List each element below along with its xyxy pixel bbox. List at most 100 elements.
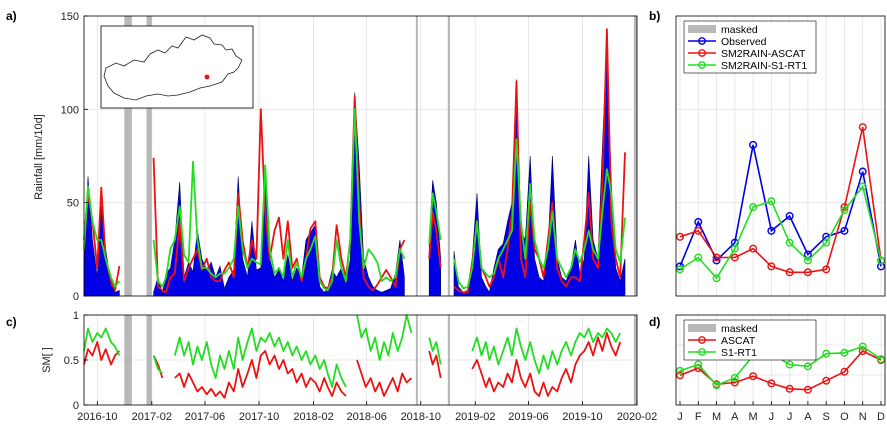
month-label: J <box>769 411 775 423</box>
month-label: J <box>787 411 793 423</box>
monthly-marker <box>730 374 739 383</box>
panel-c-xtick-label: 2017-06 <box>185 411 225 423</box>
monthly-marker <box>785 384 794 393</box>
month-label: A <box>804 411 812 423</box>
legend-entry: ASCAT <box>721 335 756 347</box>
s1-rt1-sm-line <box>83 327 121 356</box>
legend-swatch-marker <box>698 336 706 344</box>
panel-a-ytick-label: 100 <box>61 104 79 116</box>
panel-c-xtick-label: 2019-10 <box>562 411 602 423</box>
monthly-marker <box>858 167 867 176</box>
masked-band <box>146 315 152 405</box>
month-label: M <box>712 411 721 423</box>
month-label: D <box>877 411 885 423</box>
panel-c-xtick-label: 2017-10 <box>239 411 279 423</box>
monthly-line <box>679 184 882 280</box>
panel-c-xtick-label: 2019-06 <box>508 411 548 423</box>
panel-1-frame <box>675 15 886 297</box>
masked-band <box>447 315 451 405</box>
monthly-marker <box>822 376 831 385</box>
legend-entry: masked <box>721 323 758 335</box>
monthly-marker <box>730 378 739 387</box>
legend-entry: S1-RT1 <box>721 347 757 359</box>
masked-band <box>415 16 418 296</box>
monthly-marker <box>822 238 831 247</box>
monthly-marker <box>767 226 776 235</box>
monthly-marker <box>712 253 721 262</box>
monthly-marker <box>694 253 703 262</box>
monthly-marker <box>694 217 703 226</box>
monthly-marker <box>712 381 721 390</box>
monthly-marker <box>803 268 812 277</box>
panel-c-xtick-label: 2019-02 <box>455 411 495 423</box>
panel-c-xtick-label: 2016-10 <box>77 411 117 423</box>
monthly-marker <box>694 360 703 369</box>
panel-3-frame <box>675 314 886 406</box>
month-label: M <box>749 411 758 423</box>
legend-entry: Observed <box>721 36 767 48</box>
monthly-marker <box>858 123 867 132</box>
panel-c-ylabel: SM[ ] <box>41 347 53 373</box>
monthly-marker <box>749 244 758 253</box>
masked-band <box>447 16 451 296</box>
monthly-marker <box>840 206 849 215</box>
s1-rt1-sm-line <box>471 327 622 375</box>
monthly-marker <box>840 226 849 235</box>
legend-swatch-marker <box>698 61 706 69</box>
s1-rt1-sm-line <box>152 355 164 375</box>
site-marker <box>204 74 210 80</box>
monthly-marker <box>858 347 867 356</box>
monthly-marker <box>767 197 776 206</box>
panel-label-c: c) <box>6 315 17 329</box>
month-label: J <box>677 411 683 423</box>
panel-label-b: b) <box>649 9 660 23</box>
country-outline <box>103 34 243 101</box>
panel-a-ytick-label: 0 <box>73 291 79 303</box>
panel-c-xtick-label: 2018-10 <box>401 411 441 423</box>
monthly-marker <box>694 226 703 235</box>
panel-label-a: a) <box>6 9 17 23</box>
monthly-marker <box>676 232 685 241</box>
monthly-marker <box>785 268 794 277</box>
monthly-marker <box>749 203 758 212</box>
month-label: S <box>823 411 830 423</box>
monthly-marker <box>785 360 794 369</box>
ascat-sm-line <box>174 350 347 399</box>
panel-a-plot: 0 50 100 150 <box>61 11 638 303</box>
masked-band <box>633 16 637 296</box>
monthly-marker <box>730 253 739 262</box>
sm2rain-s1-rt1-line <box>152 108 406 292</box>
panel-c-xtick-label: 2020-02 <box>617 411 657 423</box>
month-label: O <box>840 411 849 423</box>
legend-entry: SM2RAIN-S1-RT1 <box>721 60 807 72</box>
panel-a-ylabel: Rainfall [mm/10d] <box>33 114 45 200</box>
monthly-marker <box>840 348 849 357</box>
legend-swatch-marker <box>698 49 706 57</box>
panel-a-ytick-label: 50 <box>67 198 79 210</box>
month-label: F <box>695 411 702 423</box>
panel-c-ytick-label: 0 <box>73 400 79 412</box>
panel-c-ytick-label: 0.5 <box>64 355 79 367</box>
monthly-marker <box>749 372 758 381</box>
s1-rt1-sm-line <box>356 314 413 361</box>
ascat-sm-line <box>356 359 413 397</box>
sm2rain-ascat-line <box>428 211 442 269</box>
monthly-marker <box>803 362 812 371</box>
monthly-marker <box>858 342 867 351</box>
panel-c-xtick-label: 2018-02 <box>293 411 333 423</box>
monthly-marker <box>730 244 739 253</box>
monthly-marker <box>785 211 794 220</box>
monthly-marker <box>712 274 721 283</box>
ascat-sm-line <box>471 332 622 397</box>
monthly-marker <box>767 379 776 388</box>
monthly-marker <box>822 265 831 274</box>
legend-swatch-masked <box>688 25 716 33</box>
masked-band <box>124 16 132 296</box>
monthly-line <box>679 126 882 274</box>
monthly-marker <box>785 238 794 247</box>
observed-area <box>153 92 405 297</box>
monthly-marker <box>877 256 886 265</box>
monthly-marker <box>877 355 886 364</box>
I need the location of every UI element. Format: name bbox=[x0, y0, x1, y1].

-=-=-

**SHORT EXERCISE:** Arrange the lines of all the records above as a numbered list, omitting any blank lines and leaving out the pictures.

**SOLUTION:**
1. List each element below along with its xyxy pixel bbox. List at most 100 elements.
2. month-label: J <box>769 411 775 423</box>
3. month-label: J <box>787 411 793 423</box>
4. monthly-marker <box>730 374 739 383</box>
5. panel-c-xtick-label: 2017-06 <box>185 411 225 423</box>
6. monthly-marker <box>785 384 794 393</box>
7. month-label: A <box>804 411 812 423</box>
8. legend-entry: ASCAT <box>721 335 756 347</box>
9. s1-rt1-sm-line <box>83 327 121 356</box>
10. legend-swatch-marker <box>698 336 706 344</box>
11. panel-a-ytick-label: 100 <box>61 104 79 116</box>
12. panel-c-xtick-label: 2019-10 <box>562 411 602 423</box>
13. monthly-marker <box>858 167 867 176</box>
14. masked-band <box>146 315 152 405</box>
15. month-label: M <box>712 411 721 423</box>
16. month-label: D <box>877 411 885 423</box>
17. panel-c-xtick-label: 2017-10 <box>239 411 279 423</box>
18. monthly-line <box>679 184 882 280</box>
19. panel-c-xtick-label: 2019-06 <box>508 411 548 423</box>
20. panel-1-frame <box>675 15 886 297</box>
21. masked-band <box>447 315 451 405</box>
22. monthly-marker <box>822 376 831 385</box>
23. legend-entry: masked <box>721 323 758 335</box>
24. monthly-marker <box>730 378 739 387</box>
25. legend-entry: S1-RT1 <box>721 347 757 359</box>
26. masked-band <box>415 16 418 296</box>
27. monthly-marker <box>822 238 831 247</box>
28. monthly-marker <box>767 226 776 235</box>
29. monthly-marker <box>712 253 721 262</box>
30. monthly-marker <box>694 253 703 262</box>
31. monthly-marker <box>694 217 703 226</box>
32. monthly-marker <box>712 381 721 390</box>
33. monthly-marker <box>803 268 812 277</box>
34. panel-c-xtick-label: 2019-02 <box>455 411 495 423</box>
35. panel-c-xtick-label: 2016-10 <box>77 411 117 423</box>
36. monthly-marker <box>694 360 703 369</box>
37. panel-3-frame <box>675 314 886 406</box>
38. month-label: M <box>749 411 758 423</box>
39. legend-entry: Observed <box>721 36 767 48</box>
40. monthly-marker <box>858 123 867 132</box>
41. panel-c-ylabel: SM[ ] <box>41 347 53 373</box>
42. monthly-marker <box>749 244 758 253</box>
43. masked-band <box>447 16 451 296</box>
44. monthly-marker <box>840 206 849 215</box>
45. s1-rt1-sm-line <box>471 327 622 375</box>
46. monthly-marker <box>840 226 849 235</box>
47. legend-swatch-marker <box>698 61 706 69</box>
48. s1-rt1-sm-line <box>152 355 164 375</box>
49. site-marker <box>204 74 210 80</box>
50. monthly-marker <box>858 347 867 356</box>
51. monthly-marker <box>767 197 776 206</box>
52. panel-label-c: c) <box>6 315 17 329</box>
53. month-label: J <box>677 411 683 423</box>
54. panel-label-b: b) <box>649 9 660 23</box>
55. country-outline <box>103 34 243 101</box>
56. panel-a-ytick-label: 0 <box>73 291 79 303</box>
57. panel-c-xtick-label: 2018-10 <box>401 411 441 423</box>
58. monthly-marker <box>694 226 703 235</box>
59. panel-label-a: a) <box>6 9 17 23</box>
60. monthly-marker <box>676 232 685 241</box>
61. monthly-marker <box>785 268 794 277</box>
62. monthly-marker <box>749 203 758 212</box>
63. month-label: S <box>823 411 830 423</box>
64. monthly-marker <box>785 360 794 369</box>
65. ascat-sm-line <box>174 350 347 399</box>
66. panel-a-plot: 0 50 100 150 <box>61 11 638 303</box>
67. masked-band <box>633 16 637 296</box>
68. monthly-marker <box>730 253 739 262</box>
69. sm2rain-s1-rt1-line <box>152 108 406 292</box>
70. panel-c-xtick-label: 2020-02 <box>617 411 657 423</box>
71. month-label: O <box>840 411 849 423</box>
72. legend-entry: SM2RAIN-S1-RT1 <box>721 60 807 72</box>
73. panel-a-ylabel: Rainfall [mm/10d] <box>33 114 45 200</box>
74. monthly-marker <box>840 348 849 357</box>
75. legend-swatch-marker <box>698 49 706 57</box>
76. panel-a-ytick-label: 50 <box>67 198 79 210</box>
77. month-label: F <box>695 411 702 423</box>
78. panel-c-ytick-label: 0 <box>73 400 79 412</box>
79. panel-c-ytick-label: 0.5 <box>64 355 79 367</box>
80. monthly-marker <box>749 372 758 381</box>
81. s1-rt1-sm-line <box>356 314 413 361</box>
82. ascat-sm-line <box>356 359 413 397</box>
83. sm2rain-ascat-line <box>428 211 442 269</box>
84. monthly-marker <box>803 362 812 371</box>
85. monthly-marker <box>858 342 867 351</box>
86. panel-c-xtick-label: 2018-02 <box>293 411 333 423</box>
87. monthly-marker <box>730 244 739 253</box>
88. monthly-marker <box>785 211 794 220</box>
89. monthly-marker <box>712 274 721 283</box>
90. ascat-sm-line <box>471 332 622 397</box>
91. monthly-marker <box>767 379 776 388</box>
92. monthly-marker <box>822 265 831 274</box>
93. legend-swatch-masked <box>688 25 716 33</box>
94. masked-band <box>124 16 132 296</box>
95. monthly-line <box>679 126 882 274</box>
96. monthly-marker <box>785 238 794 247</box>
97. observed-area <box>153 92 405 297</box>
98. monthly-marker <box>877 256 886 265</box>
99. monthly-marker <box>877 355 886 364</box>
100. I need the location of every UI element. Format: name bbox=[x0, y0, x1, y1].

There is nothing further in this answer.